_Problem description:_ Starting at the line that contains "Output the text content of this document.", restate each line word for word through the final line of the data, keeping both ends.
........
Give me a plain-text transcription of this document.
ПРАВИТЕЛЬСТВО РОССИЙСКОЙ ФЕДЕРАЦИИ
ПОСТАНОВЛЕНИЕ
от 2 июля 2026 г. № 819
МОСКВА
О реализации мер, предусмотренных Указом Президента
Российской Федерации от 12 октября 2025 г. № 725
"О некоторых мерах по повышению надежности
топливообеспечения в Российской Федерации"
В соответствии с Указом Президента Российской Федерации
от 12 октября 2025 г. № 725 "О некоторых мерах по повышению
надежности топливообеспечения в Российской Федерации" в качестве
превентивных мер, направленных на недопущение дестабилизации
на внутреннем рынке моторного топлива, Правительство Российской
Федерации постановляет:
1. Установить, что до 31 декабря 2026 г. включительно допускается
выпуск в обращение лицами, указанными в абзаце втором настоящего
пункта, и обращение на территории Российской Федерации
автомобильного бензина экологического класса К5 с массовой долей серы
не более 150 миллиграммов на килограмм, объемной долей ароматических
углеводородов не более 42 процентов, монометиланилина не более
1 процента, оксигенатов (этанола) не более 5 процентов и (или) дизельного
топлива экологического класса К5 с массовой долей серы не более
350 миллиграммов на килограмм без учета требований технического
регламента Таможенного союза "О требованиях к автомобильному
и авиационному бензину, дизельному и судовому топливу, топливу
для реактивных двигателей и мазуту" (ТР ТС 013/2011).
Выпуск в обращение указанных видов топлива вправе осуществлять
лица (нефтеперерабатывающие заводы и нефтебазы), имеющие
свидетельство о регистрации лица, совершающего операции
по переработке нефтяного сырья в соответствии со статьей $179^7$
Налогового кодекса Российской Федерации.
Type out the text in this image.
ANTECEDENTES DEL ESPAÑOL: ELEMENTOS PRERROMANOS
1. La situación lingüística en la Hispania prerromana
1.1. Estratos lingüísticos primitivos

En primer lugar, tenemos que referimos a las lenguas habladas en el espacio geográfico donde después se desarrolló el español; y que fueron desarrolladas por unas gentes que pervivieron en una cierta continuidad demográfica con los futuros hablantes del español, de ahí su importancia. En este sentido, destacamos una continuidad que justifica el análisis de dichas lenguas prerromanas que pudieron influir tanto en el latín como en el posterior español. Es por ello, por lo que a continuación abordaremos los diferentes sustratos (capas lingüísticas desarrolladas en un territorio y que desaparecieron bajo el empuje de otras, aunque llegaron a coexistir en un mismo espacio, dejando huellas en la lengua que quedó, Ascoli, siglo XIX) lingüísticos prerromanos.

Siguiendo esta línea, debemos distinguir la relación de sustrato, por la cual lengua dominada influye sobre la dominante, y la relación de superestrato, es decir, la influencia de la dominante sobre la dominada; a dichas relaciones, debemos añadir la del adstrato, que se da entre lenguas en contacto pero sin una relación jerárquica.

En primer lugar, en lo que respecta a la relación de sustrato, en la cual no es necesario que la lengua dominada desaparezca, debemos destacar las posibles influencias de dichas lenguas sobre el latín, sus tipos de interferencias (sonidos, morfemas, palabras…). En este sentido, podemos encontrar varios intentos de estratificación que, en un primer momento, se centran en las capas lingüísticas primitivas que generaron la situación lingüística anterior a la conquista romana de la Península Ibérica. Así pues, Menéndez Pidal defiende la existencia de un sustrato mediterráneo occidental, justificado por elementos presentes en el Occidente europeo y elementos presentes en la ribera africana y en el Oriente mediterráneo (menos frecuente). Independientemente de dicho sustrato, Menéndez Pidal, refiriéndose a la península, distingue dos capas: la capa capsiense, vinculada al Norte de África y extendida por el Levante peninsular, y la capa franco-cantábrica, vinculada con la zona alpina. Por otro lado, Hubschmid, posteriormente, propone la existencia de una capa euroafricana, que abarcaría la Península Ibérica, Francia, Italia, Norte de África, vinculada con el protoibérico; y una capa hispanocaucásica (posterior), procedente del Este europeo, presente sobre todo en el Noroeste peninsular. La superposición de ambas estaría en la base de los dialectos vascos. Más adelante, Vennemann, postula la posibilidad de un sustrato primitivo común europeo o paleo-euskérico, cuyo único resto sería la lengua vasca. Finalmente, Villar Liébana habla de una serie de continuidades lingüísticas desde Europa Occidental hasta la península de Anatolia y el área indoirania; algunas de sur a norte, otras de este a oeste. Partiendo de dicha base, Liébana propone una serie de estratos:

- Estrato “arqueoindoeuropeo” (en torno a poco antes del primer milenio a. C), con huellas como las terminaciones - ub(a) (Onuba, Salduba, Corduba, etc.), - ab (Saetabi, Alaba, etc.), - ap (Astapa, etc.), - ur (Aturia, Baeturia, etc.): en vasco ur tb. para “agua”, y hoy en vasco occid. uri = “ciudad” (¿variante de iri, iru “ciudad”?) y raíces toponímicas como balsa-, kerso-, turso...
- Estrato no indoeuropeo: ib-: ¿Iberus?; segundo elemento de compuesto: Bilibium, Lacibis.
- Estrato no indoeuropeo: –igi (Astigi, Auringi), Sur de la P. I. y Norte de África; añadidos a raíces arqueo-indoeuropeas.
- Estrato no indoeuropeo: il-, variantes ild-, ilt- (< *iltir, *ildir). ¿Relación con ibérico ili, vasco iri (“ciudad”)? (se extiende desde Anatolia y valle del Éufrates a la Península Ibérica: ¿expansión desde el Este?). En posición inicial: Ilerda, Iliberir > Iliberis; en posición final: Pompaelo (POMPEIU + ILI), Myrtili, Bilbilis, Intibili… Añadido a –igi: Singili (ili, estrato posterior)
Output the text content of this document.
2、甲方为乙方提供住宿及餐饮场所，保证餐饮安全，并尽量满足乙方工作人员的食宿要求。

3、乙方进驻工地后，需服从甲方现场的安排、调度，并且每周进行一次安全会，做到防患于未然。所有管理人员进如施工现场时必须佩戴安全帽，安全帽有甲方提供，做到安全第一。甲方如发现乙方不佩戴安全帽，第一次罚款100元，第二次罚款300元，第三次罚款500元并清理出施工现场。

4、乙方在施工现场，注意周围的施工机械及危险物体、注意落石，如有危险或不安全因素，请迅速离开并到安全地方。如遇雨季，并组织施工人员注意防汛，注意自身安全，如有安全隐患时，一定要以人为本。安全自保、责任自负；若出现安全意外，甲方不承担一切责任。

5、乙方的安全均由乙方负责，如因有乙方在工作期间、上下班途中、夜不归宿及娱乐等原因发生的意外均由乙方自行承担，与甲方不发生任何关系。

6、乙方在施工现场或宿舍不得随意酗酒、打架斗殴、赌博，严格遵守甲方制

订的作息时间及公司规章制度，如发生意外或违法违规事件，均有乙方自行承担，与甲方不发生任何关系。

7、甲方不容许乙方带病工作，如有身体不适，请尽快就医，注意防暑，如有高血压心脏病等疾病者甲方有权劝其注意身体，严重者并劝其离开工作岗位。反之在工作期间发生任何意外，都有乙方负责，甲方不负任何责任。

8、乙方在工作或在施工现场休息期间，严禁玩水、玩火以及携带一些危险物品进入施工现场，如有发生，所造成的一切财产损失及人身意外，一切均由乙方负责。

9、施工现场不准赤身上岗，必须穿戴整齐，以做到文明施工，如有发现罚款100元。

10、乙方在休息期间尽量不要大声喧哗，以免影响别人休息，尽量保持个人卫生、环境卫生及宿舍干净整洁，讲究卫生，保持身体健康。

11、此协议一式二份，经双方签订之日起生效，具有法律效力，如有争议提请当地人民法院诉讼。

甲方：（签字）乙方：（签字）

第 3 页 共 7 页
........
_Answer to the task:_
Output the text content of this document.
2、甲方为乙方提供住宿及餐饮场所，保证餐饮安全，并尽量满足乙方工作人员的食宿要求。

3、乙方进驻工地后，需服从甲方现场的安排、调度，并且每周进行一次安全会，做到防患于未然。所有管理人员进如施工现场时必须佩戴安全帽，安全帽有甲方提供，做到安全第一。甲方如发现乙方不佩戴安全帽，第一次罚款100元，第二次罚款300元，第三次罚款500元并清理出施工现场。

4、乙方在施工现场，注意周围的施工机械及危险物体、注意落石，如有危险或不安全因素，请迅速离开并到安全地方。如遇雨季，并组织施工人员注意防汛，注意自身安全，如有安全隐患时，一定要以人为本。安全自保、责任自负；若出现安全意外，甲方不承担一切责任。

5、乙方的安全均由乙方负责，如因有乙方在工作期间、上下班途中、夜不归宿及娱乐等原因发生的意外均由乙方自行承担，与甲方不发生任何关系。

6、乙方在施工现场或宿舍不得随意酗酒、打架斗殴、赌博，严格遵守甲方制

订的作息时间及公司规章制度，如发生意外或违法违规事件，均有乙方自行承担，与甲方不发生任何关系。

7、甲方不容许乙方带病工作，如有身体不适，请尽快就医，注意防暑，如有高血压心脏病等疾病者甲方有权劝其注意身体，严重者并劝其离开工作岗位。反之在工作期间发生任何意外，都有乙方负责，甲方不负任何责任。

8、乙方在工作或在施工现场休息期间，严禁玩水、玩火以及携带一些危险物品进入施工现场，如有发生，所造成的一切财产损失及人身意外，一切均由乙方负责。

9、施工现场不准赤身上岗，必须穿戴整齐，以做到文明施工，如有发现罚款100元。

10、乙方在休息期间尽量不要大声喧哗，以免影响别人休息，尽量保持个人卫生、环境卫生及宿舍干净整洁，讲究卫生，保持身体健康。

11、此协议一式二份，经双方签订之日起生效，具有法律效力，如有争议提请当地人民法院诉讼。

甲方：（签字）乙方：（签字）

第 3 页 共 7 页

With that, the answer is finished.